* [REQUIRED ACTIONS]:
(A) Answer from the Lmod excerpt:
(i) Which field determines the sort order of the versions array?
(ii) Which entry in the versions array sets the description?
(iii) In the simple module tree, which file does "default" point to?
(B) Write out the stretch of the Lmod excerpt from "The versions array block" through "set to true.", substituting "altered" for "modified".

Since the package modulefiles are the gold standard of the packages
your sites offers, it should be that information which should be used
to generate the list of software packages.  Lmod provides two kind of
output depending on your sites needs.  Suppose you have the simple
module tree::

    foo
    ├── .2.0.lua
    ├── 1.0.lua
    ├── 1.1.lua
    └── default -> 1.0.lua

Then Lmod can produce the following information in json format::

    $ MODULEPATH=.
    $ spider -o jsonSoftwarePage $MODULEPATH | python  -mjson.tool
    [   
        {
            "defaultVersionName": "1.0",
            "description": "foo description",
            "package": "foo",
            "versions": [
                {
                    "canonicalVersionString": "000000001.*zfinal",
                    "full": "foo/.2.0",
                    "help": "foo v.2.0",
                    "hidden": true,
                    "markedDefault": false,
                    "path": "foo/.2.0.lua",
                    "versionName": "1.0",
                    "wV": "000000000.000000002.*zfinal"
                },
                {
                    "canonicalVersionString": "000000001.000000001.*zfinal",
                    "full": "foo/1.1",
                    "help": "foo v1.1",
                    "markedDefault": false,
                    "path": "foo/1.1.lua",
                    "versionName": "1.1",
                    "wV": "000000001.000000001.*zfinal"
                },
                {
                    "canonicalVersionString": "000000001.*zfinal",
                    "full": "foo/1.0",
                    "help": "foo v1.0",
                    "markedDefault": true,
                    "path": "foo/1.0.lua",
                    "versionName": "1.0",
                    "wV": "^00000001.*zfinal"
                }
            ]
        }
    ]

The versions array block is sorted by the "wV" fields. This a weighted
version of the canonicalVersionString, where the only difference is
that the first character in the string is modified to know that it is
marked default.  Also if a module is hidden then the "hidden" field
will be set to true.

The last entry in the versions array is used to set the description.

Another json output may be of interest.  There is more information but
it will be up to the site build the summarization that
jsonSoftwarePage provides::

    $ MODULEPATH=.
    $ spider -o spider-json $MODULEPATH | python  -mjson.tool
    {
        "foo": {
            "foo/.2.0.lua": {
                "Description": "foo description",
                "Version": "1.0",
                "fullName": "foo/.2.0",
                "help": "foo v.2.0",
                "hidden": true,
                "pV": "000000000.000000002.*zfinal",
                "wV": "000000000.000000002.*zfinal",
                "whatis": [
                    "Description: foo description",
                    "Version: .2.0",
                    "Categories: foo"

* [DATA RECORDS]:
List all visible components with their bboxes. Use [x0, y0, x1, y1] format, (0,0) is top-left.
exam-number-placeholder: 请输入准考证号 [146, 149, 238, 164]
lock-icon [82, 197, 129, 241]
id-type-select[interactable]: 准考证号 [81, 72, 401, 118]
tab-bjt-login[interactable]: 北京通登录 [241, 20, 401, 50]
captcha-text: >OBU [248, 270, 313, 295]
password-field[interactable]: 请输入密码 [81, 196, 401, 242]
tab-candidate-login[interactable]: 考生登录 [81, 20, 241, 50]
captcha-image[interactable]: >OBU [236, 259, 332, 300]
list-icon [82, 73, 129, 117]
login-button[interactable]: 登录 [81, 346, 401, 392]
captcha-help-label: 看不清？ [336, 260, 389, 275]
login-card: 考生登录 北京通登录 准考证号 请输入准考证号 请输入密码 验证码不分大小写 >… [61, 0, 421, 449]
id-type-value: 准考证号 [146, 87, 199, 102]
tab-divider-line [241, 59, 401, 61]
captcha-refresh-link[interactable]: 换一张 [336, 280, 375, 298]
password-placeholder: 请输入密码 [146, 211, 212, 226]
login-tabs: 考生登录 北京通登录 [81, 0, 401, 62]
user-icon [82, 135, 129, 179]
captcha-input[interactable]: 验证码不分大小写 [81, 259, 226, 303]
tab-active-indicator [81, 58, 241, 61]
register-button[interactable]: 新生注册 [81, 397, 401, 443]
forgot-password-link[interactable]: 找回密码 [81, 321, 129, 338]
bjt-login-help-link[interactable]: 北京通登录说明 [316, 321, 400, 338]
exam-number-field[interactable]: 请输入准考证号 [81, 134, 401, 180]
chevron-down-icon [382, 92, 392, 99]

* [EXPECTED RESULTS]:
(A)
(i) The "wV" field.
(ii) The last entry.
(iii) 1.0.lua.

(B)
The versions array block is sorted by the "wV" fields. This a weighted
version of the canonicalVersionString, where the only difference is
that the first character in the string is altered to know that it is
marked default.  Also if a module is hidden then the "hidden" field
will be set to true.